**Stated exercise:** In the horse trailer thread below, how thick was the plywood Cowboy Ken bought for the rotten trailer floor?

--- BEGIN Reading passage ---

# Horse Trailer is not what the man said it was



## Cowboy Ken (Oct 28, 2010)

sorry for your misfortune
sounds like you got took, buying a used vehicle...
I doubt you have recourse?

now about rotten boards
my used trailor had some rot....
I bought a 3/4 inch piece of pressure treated plywood
and cut it to fit snugly in the floor.
It might not be the perfect fit, but it spans
the bad areas, and will give me a few more years use out
of a cheap used trailor
Good luck!


----------



## BrookeWookie (Oct 20, 2007)

Well I know you are not supposed to use plywood as it does not let the water\urine run off and can make the flooring deteriorate faster. I don't have a problem replacing the wood planks. My problem was the guy said the trailer had minimal surface rust when that is not the fact. The trailer bottom is almost rusted completely off. There would be no support for any floor in that trailer. Also in his email he stated the floor were in good condition but I couldn't see htem at his house because the floor mats he had in there were nailed down with like 20 nails. When I got it home and pulled up all the nails the floor boards were rotten at the ends where the tongue meets the groove. If anything then I will have to have the whole bottom frame replaced and I am not quite sure how much that will cost.


----------



## Cowboy Ken (Oct 28, 2010)

Its pressure treated, so that it can handle moisture.
How much did you pay for this trailor?

--- END Reading passage ---
--- BEGIN Records shown ---

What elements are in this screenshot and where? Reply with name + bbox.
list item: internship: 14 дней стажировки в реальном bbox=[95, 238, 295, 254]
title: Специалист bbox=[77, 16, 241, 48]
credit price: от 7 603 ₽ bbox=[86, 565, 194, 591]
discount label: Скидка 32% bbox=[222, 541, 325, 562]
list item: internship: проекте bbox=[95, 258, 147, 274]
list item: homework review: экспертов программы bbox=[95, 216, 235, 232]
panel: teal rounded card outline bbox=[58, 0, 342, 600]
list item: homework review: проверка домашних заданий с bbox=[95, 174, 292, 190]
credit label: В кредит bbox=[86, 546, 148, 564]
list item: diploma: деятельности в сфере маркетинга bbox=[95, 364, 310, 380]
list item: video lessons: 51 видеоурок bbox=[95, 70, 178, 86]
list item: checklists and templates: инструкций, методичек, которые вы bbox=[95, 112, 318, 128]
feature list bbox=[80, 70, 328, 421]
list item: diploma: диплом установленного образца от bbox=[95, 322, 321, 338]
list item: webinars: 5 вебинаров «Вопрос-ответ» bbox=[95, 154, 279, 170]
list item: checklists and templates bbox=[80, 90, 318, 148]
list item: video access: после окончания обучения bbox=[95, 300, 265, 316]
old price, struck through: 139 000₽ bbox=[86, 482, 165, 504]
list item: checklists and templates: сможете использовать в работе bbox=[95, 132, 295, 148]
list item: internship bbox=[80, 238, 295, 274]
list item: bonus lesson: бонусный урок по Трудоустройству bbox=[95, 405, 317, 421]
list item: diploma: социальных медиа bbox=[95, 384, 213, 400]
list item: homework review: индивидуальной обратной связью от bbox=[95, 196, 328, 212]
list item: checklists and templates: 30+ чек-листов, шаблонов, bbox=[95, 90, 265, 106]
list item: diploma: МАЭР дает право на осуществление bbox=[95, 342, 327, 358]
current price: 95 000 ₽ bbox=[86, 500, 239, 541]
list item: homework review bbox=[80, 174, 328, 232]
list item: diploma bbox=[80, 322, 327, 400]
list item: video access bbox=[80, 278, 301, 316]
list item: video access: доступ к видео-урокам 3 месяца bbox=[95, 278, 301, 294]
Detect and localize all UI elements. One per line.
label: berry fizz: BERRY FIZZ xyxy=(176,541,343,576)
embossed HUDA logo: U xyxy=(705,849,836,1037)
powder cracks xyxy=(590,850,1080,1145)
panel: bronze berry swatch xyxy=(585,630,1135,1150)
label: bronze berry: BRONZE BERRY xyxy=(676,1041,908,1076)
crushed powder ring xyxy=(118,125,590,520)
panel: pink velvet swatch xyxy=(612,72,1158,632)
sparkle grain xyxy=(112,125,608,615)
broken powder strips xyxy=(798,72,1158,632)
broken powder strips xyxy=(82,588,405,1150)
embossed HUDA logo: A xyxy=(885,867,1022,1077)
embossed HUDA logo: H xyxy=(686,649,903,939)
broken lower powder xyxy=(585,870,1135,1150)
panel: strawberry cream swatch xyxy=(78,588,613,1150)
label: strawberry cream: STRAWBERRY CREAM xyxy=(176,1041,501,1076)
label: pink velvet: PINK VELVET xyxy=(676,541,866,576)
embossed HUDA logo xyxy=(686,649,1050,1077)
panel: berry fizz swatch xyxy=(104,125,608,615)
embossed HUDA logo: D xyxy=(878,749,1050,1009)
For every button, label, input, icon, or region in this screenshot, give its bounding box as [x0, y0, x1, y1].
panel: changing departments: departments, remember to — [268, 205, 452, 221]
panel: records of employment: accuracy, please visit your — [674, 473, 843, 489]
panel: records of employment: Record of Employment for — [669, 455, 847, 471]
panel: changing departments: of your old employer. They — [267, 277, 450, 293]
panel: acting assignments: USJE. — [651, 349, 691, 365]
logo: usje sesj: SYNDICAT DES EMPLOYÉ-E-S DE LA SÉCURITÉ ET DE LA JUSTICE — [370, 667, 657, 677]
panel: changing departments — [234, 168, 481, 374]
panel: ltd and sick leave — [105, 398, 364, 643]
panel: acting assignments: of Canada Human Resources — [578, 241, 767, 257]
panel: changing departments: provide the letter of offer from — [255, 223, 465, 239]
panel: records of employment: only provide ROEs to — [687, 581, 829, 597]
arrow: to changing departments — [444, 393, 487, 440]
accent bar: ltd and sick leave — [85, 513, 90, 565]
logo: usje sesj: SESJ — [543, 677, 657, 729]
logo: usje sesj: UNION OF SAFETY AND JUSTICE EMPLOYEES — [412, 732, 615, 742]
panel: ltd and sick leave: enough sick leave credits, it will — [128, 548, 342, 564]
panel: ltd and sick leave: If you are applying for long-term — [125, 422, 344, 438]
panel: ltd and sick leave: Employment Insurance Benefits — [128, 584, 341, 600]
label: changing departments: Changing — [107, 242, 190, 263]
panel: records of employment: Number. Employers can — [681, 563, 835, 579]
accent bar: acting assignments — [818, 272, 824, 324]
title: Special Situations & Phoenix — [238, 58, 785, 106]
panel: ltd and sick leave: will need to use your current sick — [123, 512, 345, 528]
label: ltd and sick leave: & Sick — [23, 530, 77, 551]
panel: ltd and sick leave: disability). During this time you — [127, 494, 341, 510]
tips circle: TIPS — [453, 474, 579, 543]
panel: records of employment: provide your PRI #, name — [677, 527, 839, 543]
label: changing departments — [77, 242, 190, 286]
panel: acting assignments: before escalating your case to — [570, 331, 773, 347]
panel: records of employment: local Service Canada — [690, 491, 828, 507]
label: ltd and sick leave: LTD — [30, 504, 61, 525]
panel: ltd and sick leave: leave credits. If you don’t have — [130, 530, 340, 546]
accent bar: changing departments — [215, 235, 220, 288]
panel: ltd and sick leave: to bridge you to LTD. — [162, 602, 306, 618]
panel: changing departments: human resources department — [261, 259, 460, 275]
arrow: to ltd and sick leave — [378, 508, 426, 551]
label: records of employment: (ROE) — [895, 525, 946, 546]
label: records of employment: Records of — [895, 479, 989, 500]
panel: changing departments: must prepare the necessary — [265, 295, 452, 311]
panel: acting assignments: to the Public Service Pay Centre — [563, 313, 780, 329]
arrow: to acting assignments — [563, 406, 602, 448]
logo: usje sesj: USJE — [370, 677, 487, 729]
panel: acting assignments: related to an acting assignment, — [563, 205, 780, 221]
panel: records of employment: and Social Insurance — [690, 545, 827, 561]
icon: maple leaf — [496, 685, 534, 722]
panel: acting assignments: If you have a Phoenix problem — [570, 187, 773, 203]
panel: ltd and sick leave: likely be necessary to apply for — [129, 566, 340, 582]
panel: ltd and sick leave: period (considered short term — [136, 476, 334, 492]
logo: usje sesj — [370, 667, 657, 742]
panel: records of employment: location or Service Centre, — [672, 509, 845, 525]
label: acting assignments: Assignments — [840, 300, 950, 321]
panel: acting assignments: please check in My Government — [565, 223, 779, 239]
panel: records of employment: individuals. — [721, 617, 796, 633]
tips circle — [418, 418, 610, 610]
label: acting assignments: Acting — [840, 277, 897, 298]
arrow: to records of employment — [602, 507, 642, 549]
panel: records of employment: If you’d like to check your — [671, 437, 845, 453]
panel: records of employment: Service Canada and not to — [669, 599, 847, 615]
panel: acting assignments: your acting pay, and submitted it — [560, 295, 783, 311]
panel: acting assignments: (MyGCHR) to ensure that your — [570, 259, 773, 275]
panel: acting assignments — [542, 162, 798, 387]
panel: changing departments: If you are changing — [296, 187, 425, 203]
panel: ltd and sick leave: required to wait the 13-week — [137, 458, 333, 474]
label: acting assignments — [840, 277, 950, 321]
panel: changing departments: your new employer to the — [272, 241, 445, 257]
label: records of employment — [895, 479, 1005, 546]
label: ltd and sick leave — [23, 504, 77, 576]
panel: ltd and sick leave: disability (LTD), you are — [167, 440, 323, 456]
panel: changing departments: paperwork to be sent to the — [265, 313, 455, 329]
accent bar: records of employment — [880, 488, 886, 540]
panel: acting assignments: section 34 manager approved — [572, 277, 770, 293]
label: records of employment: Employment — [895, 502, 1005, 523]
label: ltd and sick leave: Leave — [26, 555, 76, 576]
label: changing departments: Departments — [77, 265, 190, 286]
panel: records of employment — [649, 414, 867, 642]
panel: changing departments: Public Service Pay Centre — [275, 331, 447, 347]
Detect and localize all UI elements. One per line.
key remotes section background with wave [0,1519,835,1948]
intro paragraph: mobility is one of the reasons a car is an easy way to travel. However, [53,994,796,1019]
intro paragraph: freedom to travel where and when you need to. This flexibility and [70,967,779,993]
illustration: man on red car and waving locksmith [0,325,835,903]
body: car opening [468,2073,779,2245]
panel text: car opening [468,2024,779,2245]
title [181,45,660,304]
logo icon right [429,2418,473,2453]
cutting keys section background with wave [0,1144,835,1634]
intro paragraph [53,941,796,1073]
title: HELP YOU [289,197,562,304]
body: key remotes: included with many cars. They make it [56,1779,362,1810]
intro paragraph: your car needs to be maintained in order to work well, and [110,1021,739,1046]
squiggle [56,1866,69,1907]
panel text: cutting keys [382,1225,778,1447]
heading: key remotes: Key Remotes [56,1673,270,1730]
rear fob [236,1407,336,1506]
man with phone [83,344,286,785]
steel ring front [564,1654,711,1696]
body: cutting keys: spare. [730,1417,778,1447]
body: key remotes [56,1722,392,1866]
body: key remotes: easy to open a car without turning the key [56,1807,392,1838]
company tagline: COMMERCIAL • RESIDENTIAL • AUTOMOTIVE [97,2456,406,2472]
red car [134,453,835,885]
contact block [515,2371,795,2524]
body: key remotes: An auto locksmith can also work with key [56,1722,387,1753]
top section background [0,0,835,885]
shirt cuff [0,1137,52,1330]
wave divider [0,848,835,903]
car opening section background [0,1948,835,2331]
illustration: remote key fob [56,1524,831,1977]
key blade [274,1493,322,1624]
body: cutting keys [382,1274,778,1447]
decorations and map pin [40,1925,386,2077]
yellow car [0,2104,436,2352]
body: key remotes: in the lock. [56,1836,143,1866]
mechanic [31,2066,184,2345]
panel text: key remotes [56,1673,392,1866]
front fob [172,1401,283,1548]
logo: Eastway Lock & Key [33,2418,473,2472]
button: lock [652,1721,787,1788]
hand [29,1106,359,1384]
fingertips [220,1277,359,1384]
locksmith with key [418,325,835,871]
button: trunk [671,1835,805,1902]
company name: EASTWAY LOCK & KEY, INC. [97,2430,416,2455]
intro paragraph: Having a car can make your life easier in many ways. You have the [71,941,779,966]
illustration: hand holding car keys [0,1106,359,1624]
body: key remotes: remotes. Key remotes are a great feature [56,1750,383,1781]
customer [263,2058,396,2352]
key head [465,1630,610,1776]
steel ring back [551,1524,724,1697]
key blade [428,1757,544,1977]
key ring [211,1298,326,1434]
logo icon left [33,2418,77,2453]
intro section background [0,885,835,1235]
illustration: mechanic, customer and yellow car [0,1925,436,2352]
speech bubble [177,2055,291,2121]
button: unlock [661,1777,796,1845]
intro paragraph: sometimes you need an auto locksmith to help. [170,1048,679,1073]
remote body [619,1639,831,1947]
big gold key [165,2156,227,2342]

--- END Records shown ---

**Answer to this exercise:** 3/4 inch.